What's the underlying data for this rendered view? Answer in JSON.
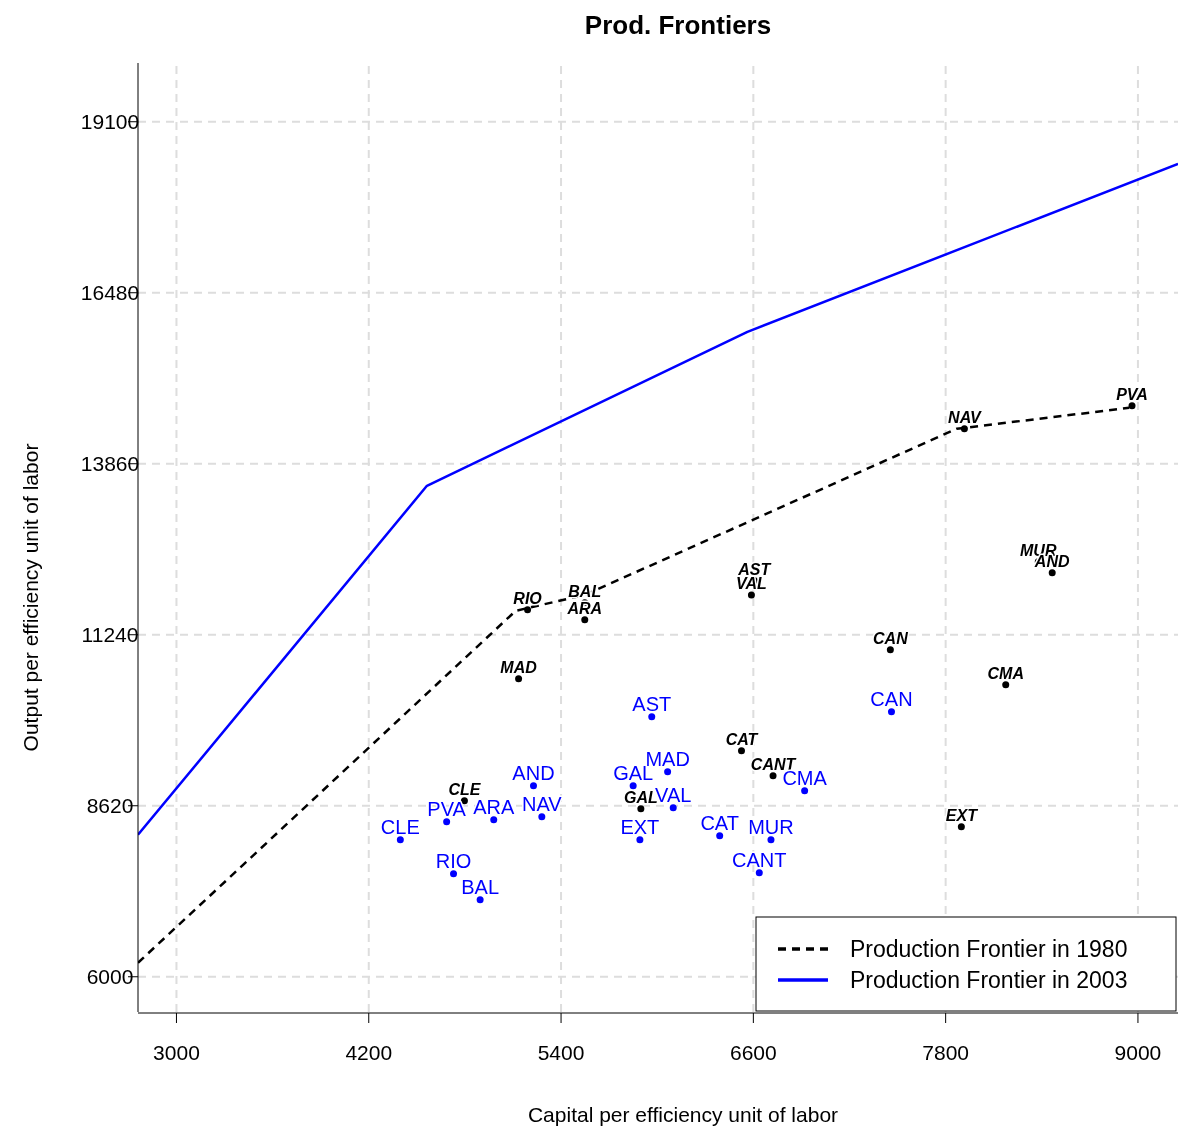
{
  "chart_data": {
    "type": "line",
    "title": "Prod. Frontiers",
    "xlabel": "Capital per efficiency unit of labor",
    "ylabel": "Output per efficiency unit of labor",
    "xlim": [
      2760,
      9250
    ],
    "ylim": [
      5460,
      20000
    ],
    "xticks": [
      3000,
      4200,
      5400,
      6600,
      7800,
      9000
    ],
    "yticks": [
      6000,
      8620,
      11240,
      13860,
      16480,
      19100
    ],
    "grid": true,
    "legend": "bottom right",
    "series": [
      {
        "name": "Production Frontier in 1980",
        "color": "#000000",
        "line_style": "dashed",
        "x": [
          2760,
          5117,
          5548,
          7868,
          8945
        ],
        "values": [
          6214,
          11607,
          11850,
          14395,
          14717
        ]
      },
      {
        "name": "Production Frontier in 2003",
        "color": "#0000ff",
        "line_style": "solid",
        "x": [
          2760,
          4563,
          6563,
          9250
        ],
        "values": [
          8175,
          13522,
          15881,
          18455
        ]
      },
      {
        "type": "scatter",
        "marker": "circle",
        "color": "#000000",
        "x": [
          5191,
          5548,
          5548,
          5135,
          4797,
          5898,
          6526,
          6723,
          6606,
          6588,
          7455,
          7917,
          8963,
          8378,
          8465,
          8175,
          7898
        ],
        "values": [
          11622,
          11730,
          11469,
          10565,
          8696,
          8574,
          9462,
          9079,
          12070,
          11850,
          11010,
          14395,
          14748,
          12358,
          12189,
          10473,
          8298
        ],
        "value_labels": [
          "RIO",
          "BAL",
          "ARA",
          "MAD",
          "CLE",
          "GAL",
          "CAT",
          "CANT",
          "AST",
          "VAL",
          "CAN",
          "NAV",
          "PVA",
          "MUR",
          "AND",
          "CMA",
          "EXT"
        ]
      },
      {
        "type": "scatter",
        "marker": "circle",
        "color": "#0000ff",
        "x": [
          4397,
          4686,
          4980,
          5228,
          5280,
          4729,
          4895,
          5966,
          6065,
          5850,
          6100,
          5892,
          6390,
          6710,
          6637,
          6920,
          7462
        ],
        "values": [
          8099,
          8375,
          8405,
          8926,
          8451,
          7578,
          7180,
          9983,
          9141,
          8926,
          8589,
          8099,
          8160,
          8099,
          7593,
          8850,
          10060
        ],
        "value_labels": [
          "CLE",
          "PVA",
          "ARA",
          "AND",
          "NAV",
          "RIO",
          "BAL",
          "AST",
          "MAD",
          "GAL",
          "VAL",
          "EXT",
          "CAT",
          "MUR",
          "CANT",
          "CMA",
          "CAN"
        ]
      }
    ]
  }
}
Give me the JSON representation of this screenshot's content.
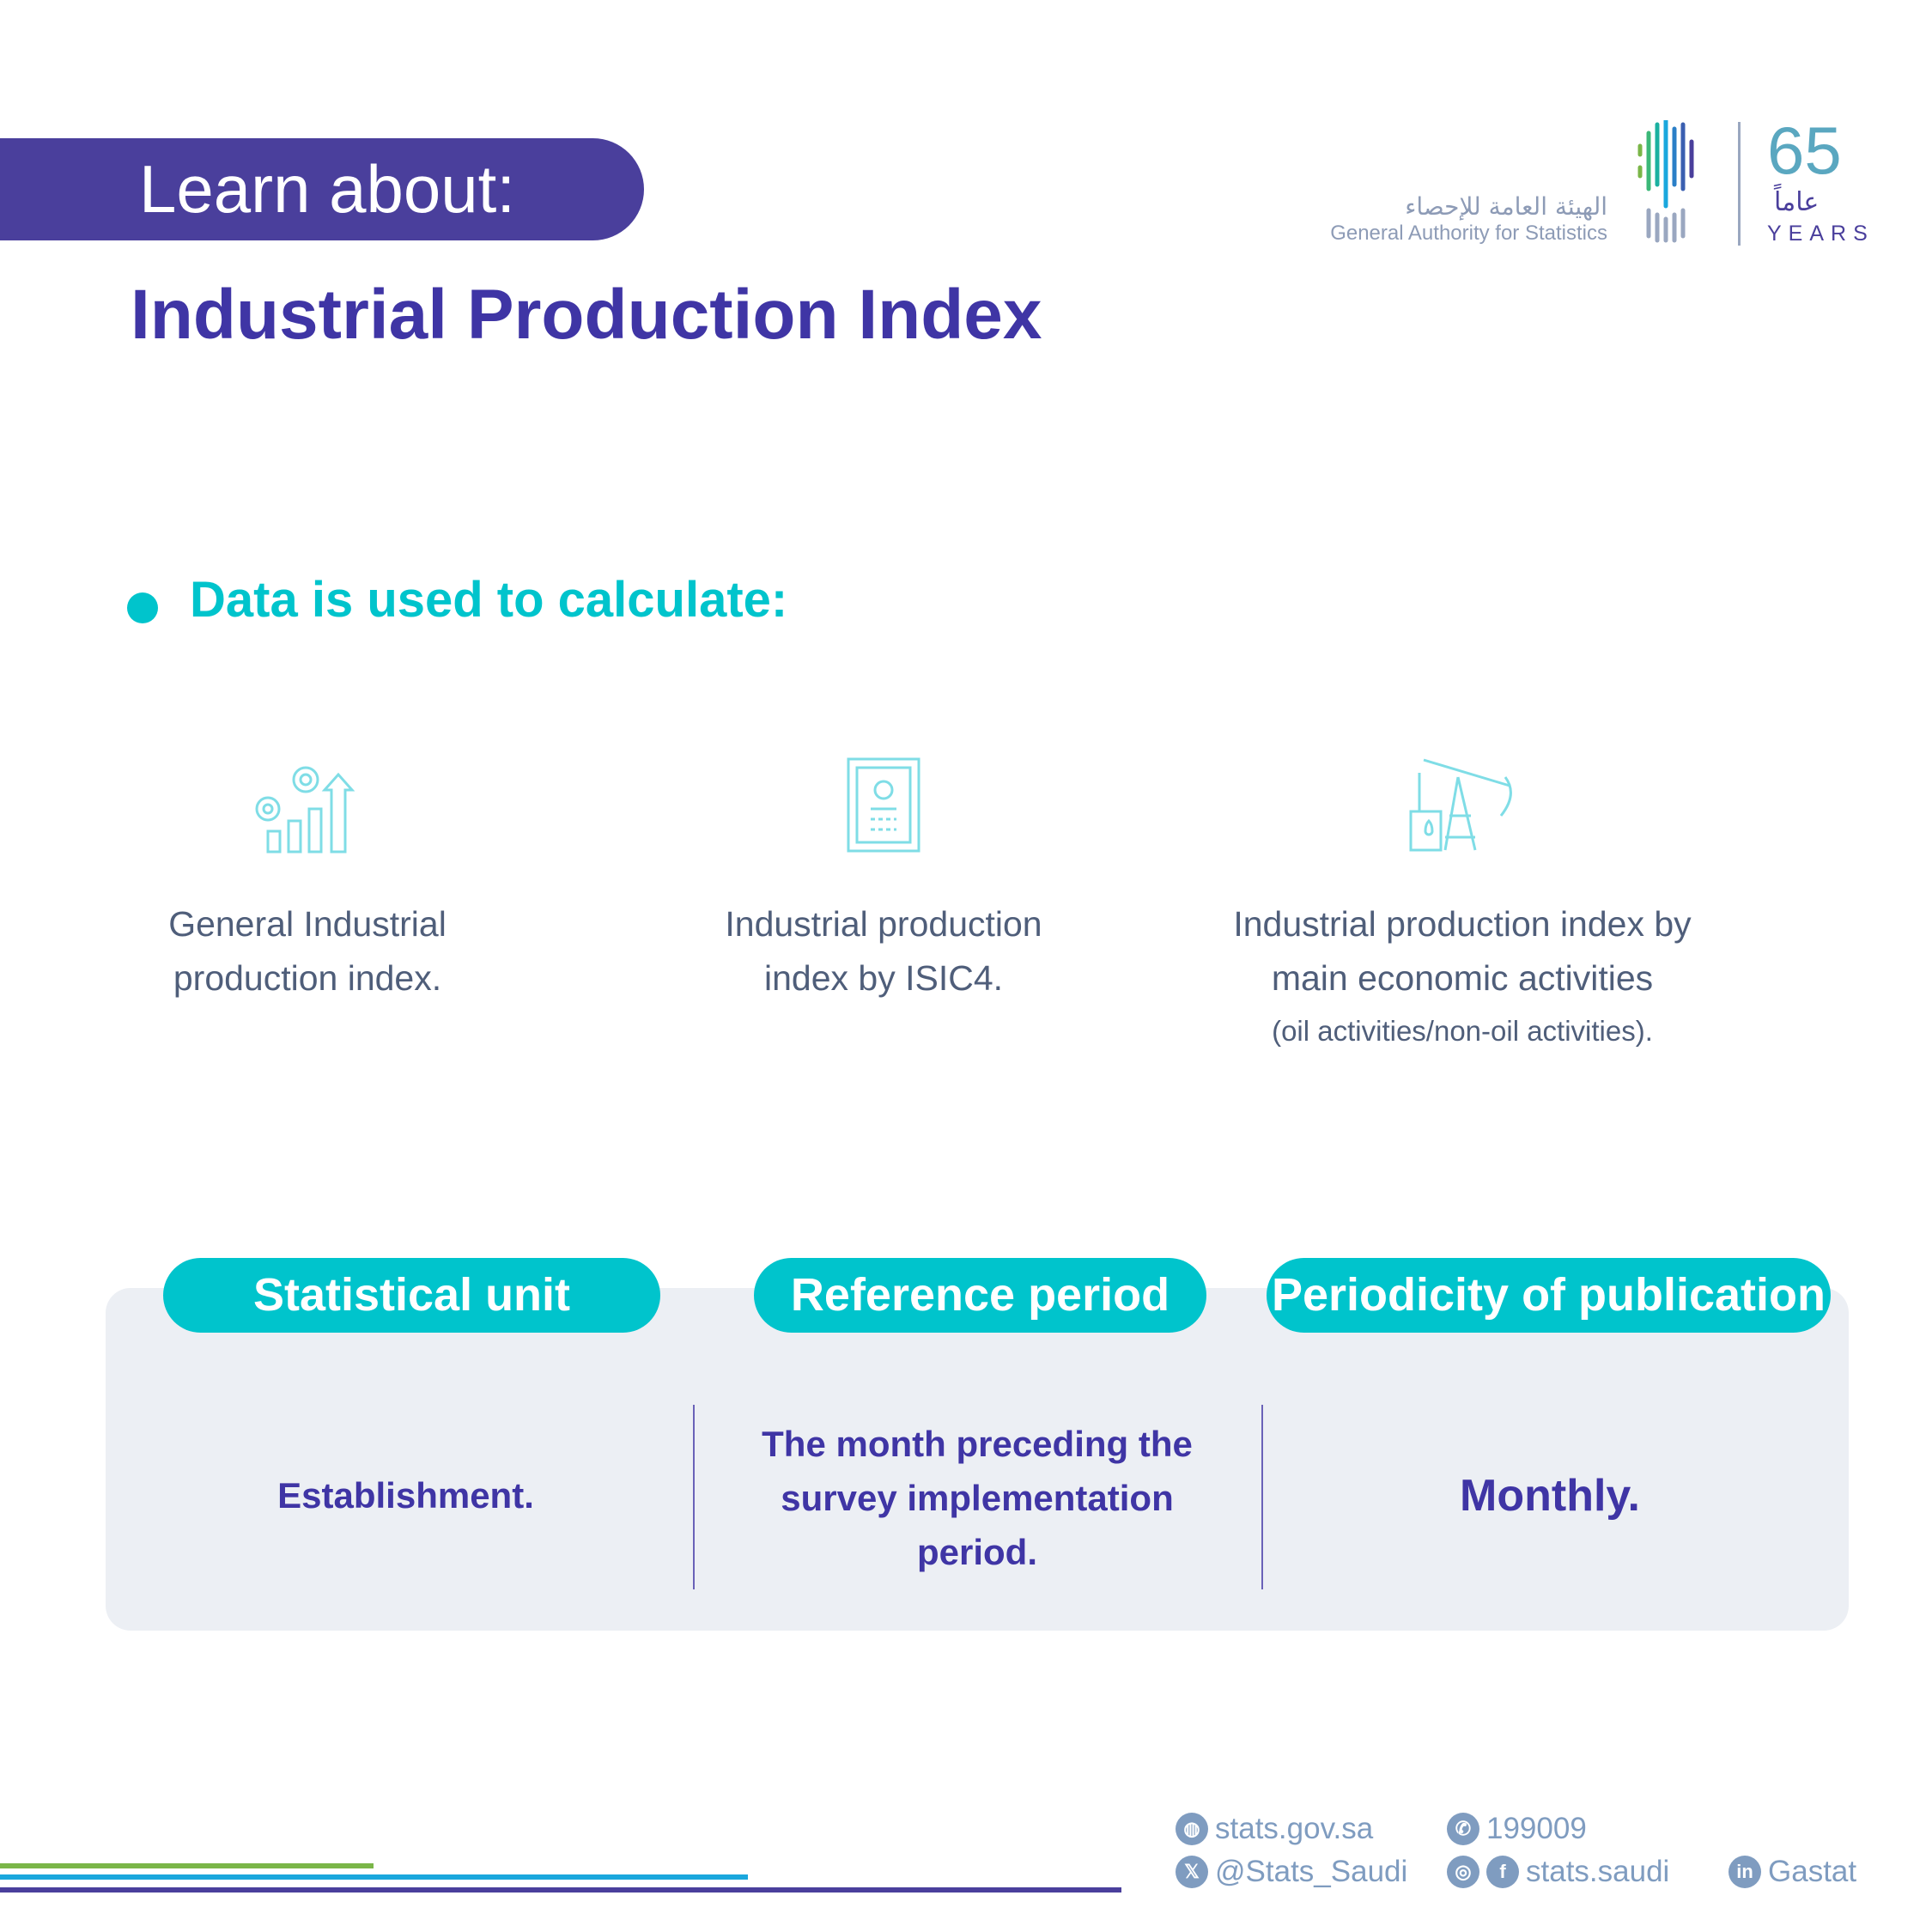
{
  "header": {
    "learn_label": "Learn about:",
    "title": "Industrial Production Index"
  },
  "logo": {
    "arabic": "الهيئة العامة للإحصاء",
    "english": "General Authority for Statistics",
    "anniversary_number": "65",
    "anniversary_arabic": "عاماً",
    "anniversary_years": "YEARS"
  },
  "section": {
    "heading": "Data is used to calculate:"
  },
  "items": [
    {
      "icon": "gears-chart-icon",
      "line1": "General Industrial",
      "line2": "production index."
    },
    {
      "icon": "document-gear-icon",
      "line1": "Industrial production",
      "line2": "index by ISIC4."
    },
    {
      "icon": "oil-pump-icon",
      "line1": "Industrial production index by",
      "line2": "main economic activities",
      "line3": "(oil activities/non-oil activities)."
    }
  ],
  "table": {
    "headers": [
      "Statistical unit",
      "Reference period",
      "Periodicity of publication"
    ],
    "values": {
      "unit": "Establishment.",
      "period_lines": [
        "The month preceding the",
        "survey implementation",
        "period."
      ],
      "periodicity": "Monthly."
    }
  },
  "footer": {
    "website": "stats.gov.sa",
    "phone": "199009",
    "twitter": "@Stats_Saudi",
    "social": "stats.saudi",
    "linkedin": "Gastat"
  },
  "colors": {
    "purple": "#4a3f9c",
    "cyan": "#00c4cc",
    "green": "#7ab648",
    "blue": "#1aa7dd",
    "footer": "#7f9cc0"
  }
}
━━━━━━━━━━
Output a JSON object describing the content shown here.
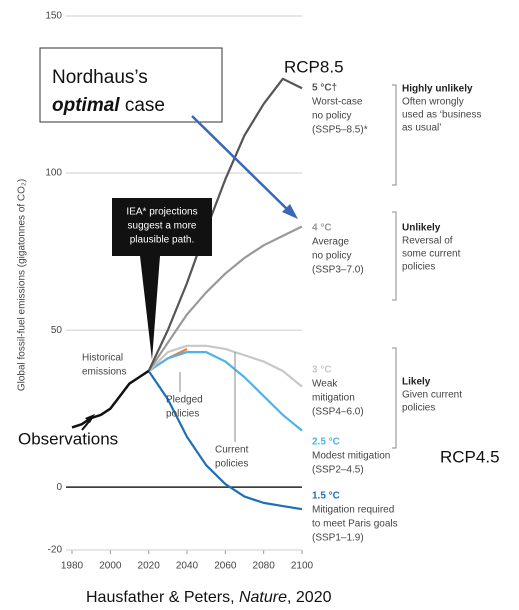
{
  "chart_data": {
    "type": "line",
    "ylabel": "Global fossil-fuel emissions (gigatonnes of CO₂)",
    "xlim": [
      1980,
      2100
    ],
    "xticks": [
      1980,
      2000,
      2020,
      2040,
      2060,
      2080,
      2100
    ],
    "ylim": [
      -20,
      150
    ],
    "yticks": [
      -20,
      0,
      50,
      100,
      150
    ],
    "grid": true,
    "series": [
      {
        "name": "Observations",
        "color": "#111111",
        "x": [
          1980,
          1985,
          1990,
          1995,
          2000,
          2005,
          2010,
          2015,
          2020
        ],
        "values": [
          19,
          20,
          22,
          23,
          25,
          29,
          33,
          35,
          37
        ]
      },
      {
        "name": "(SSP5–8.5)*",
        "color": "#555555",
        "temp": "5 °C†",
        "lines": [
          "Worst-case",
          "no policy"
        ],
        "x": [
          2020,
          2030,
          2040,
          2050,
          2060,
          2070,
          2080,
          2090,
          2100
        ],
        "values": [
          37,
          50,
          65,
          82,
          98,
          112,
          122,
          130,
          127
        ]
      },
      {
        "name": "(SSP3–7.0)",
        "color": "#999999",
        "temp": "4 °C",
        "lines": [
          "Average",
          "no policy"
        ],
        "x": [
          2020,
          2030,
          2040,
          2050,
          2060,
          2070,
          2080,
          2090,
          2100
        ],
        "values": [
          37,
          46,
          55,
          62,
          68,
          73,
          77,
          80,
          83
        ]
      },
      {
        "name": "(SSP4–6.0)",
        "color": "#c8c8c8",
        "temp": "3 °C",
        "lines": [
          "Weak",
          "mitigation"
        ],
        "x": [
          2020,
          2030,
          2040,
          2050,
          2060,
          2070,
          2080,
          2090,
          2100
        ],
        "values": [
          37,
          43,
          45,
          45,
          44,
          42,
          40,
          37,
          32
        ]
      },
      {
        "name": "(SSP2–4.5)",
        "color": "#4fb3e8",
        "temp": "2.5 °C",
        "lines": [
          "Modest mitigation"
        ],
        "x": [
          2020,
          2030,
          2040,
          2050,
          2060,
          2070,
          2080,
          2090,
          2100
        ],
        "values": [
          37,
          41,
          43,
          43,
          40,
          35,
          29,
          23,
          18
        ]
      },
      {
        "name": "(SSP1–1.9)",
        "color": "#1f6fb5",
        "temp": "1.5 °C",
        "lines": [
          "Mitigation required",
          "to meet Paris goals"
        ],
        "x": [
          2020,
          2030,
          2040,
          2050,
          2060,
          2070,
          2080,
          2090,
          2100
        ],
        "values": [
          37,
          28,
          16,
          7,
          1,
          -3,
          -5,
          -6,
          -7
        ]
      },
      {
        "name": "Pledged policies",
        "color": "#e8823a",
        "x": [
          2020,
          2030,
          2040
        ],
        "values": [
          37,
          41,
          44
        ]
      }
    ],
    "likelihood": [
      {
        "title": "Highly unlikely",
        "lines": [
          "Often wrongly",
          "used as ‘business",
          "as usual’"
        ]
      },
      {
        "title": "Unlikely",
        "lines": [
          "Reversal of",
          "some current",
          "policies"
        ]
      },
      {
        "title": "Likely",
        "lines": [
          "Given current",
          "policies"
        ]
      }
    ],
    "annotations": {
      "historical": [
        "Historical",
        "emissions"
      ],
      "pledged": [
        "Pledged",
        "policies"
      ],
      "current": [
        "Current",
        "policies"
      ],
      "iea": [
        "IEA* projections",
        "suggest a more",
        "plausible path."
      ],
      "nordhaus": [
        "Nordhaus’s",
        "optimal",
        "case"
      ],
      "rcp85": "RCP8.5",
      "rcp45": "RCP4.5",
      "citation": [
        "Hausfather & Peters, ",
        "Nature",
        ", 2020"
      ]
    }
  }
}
━━━━━━━━━━
> [GIVEN TASK]:
In the listing, find every line containing the word "efficiency" and list it.

> [OUTPUT FOR THIS EXERCISE]:
    "xlabel": "Capital per efficiency unit of labor",
    "ylabel": "Output per efficiency unit of labor",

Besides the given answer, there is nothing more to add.